— begin —
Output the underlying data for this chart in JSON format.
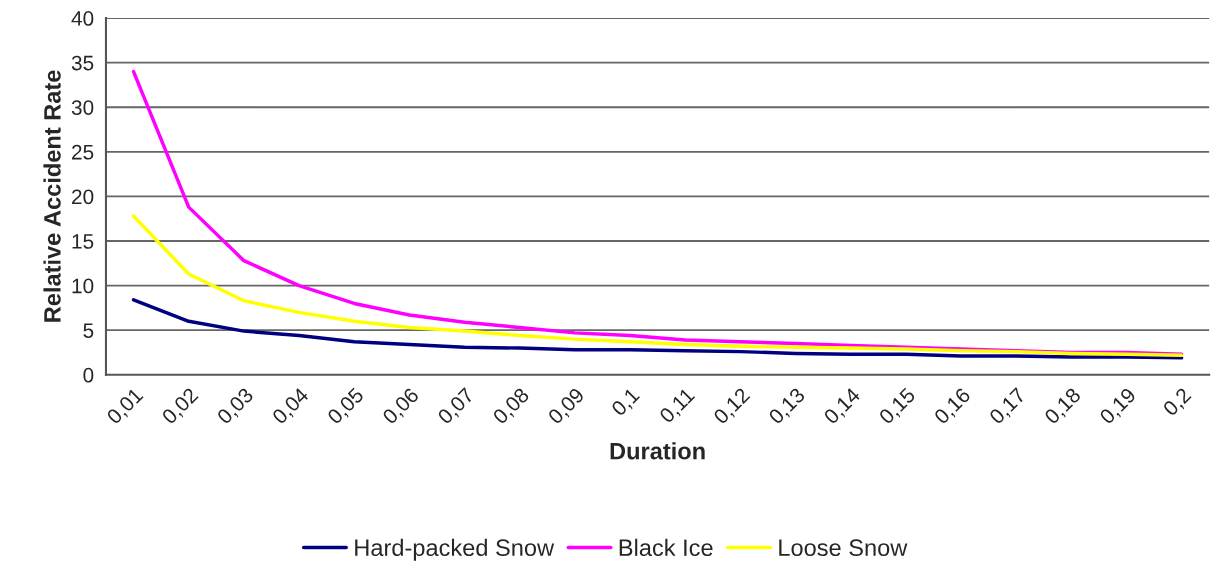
{
  "chart_data": {
    "type": "line",
    "xlabel": "Duration",
    "ylabel": "Relative Accident Rate",
    "categories": [
      "0,01",
      "0,02",
      "0,03",
      "0,04",
      "0,05",
      "0,06",
      "0,07",
      "0,08",
      "0,09",
      "0,1",
      "0,11",
      "0,12",
      "0,13",
      "0,14",
      "0,15",
      "0,16",
      "0,17",
      "0,18",
      "0,19",
      "0,2"
    ],
    "series": [
      {
        "name": "Hard-packed Snow",
        "color": "#000080",
        "values": [
          8.4,
          6.0,
          4.9,
          4.4,
          3.7,
          3.4,
          3.1,
          3.0,
          2.8,
          2.8,
          2.7,
          2.6,
          2.4,
          2.3,
          2.3,
          2.1,
          2.1,
          2.0,
          2.0,
          1.9
        ]
      },
      {
        "name": "Black Ice",
        "color": "#ff00ff",
        "values": [
          34,
          18.8,
          12.8,
          10.0,
          8.0,
          6.7,
          5.9,
          5.3,
          4.7,
          4.4,
          3.9,
          3.7,
          3.5,
          3.3,
          3.1,
          2.9,
          2.7,
          2.5,
          2.5,
          2.3
        ]
      },
      {
        "name": "Loose Snow",
        "color": "#ffff00",
        "values": [
          17.8,
          11.3,
          8.3,
          7.0,
          6.0,
          5.3,
          4.9,
          4.4,
          4.0,
          3.7,
          3.4,
          3.2,
          3.1,
          3.0,
          2.9,
          2.7,
          2.6,
          2.4,
          2.3,
          2.2
        ]
      }
    ],
    "ylim": [
      0,
      40
    ],
    "yticks": [
      0,
      5,
      10,
      15,
      20,
      25,
      30,
      35,
      40
    ],
    "grid": "y",
    "legend": "bottom",
    "marker": "none",
    "line_style": "solid"
  }
}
— end —
[Required work]: Print each line of the material above exactly, with the pictures removed from your copy.

[Response]:
Output the underlying data for this chart in JSON format.
{
  "chart_data": {
    "type": "line",
    "xlabel": "Duration",
    "ylabel": "Relative Accident Rate",
    "categories": [
      "0,01",
      "0,02",
      "0,03",
      "0,04",
      "0,05",
      "0,06",
      "0,07",
      "0,08",
      "0,09",
      "0,1",
      "0,11",
      "0,12",
      "0,13",
      "0,14",
      "0,15",
      "0,16",
      "0,17",
      "0,18",
      "0,19",
      "0,2"
    ],
    "series": [
      {
        "name": "Hard-packed Snow",
        "color": "#000080",
        "values": [
          8.4,
          6.0,
          4.9,
          4.4,
          3.7,
          3.4,
          3.1,
          3.0,
          2.8,
          2.8,
          2.7,
          2.6,
          2.4,
          2.3,
          2.3,
          2.1,
          2.1,
          2.0,
          2.0,
          1.9
        ]
      },
      {
        "name": "Black Ice",
        "color": "#ff00ff",
        "values": [
          34,
          18.8,
          12.8,
          10.0,
          8.0,
          6.7,
          5.9,
          5.3,
          4.7,
          4.4,
          3.9,
          3.7,
          3.5,
          3.3,
          3.1,
          2.9,
          2.7,
          2.5,
          2.5,
          2.3
        ]
      },
      {
        "name": "Loose Snow",
        "color": "#ffff00",
        "values": [
          17.8,
          11.3,
          8.3,
          7.0,
          6.0,
          5.3,
          4.9,
          4.4,
          4.0,
          3.7,
          3.4,
          3.2,
          3.1,
          3.0,
          2.9,
          2.7,
          2.6,
          2.4,
          2.3,
          2.2
        ]
      }
    ],
    "ylim": [
      0,
      40
    ],
    "yticks": [
      0,
      5,
      10,
      15,
      20,
      25,
      30,
      35,
      40
    ],
    "grid": "y",
    "legend": "bottom",
    "marker": "none",
    "line_style": "solid"
  }
}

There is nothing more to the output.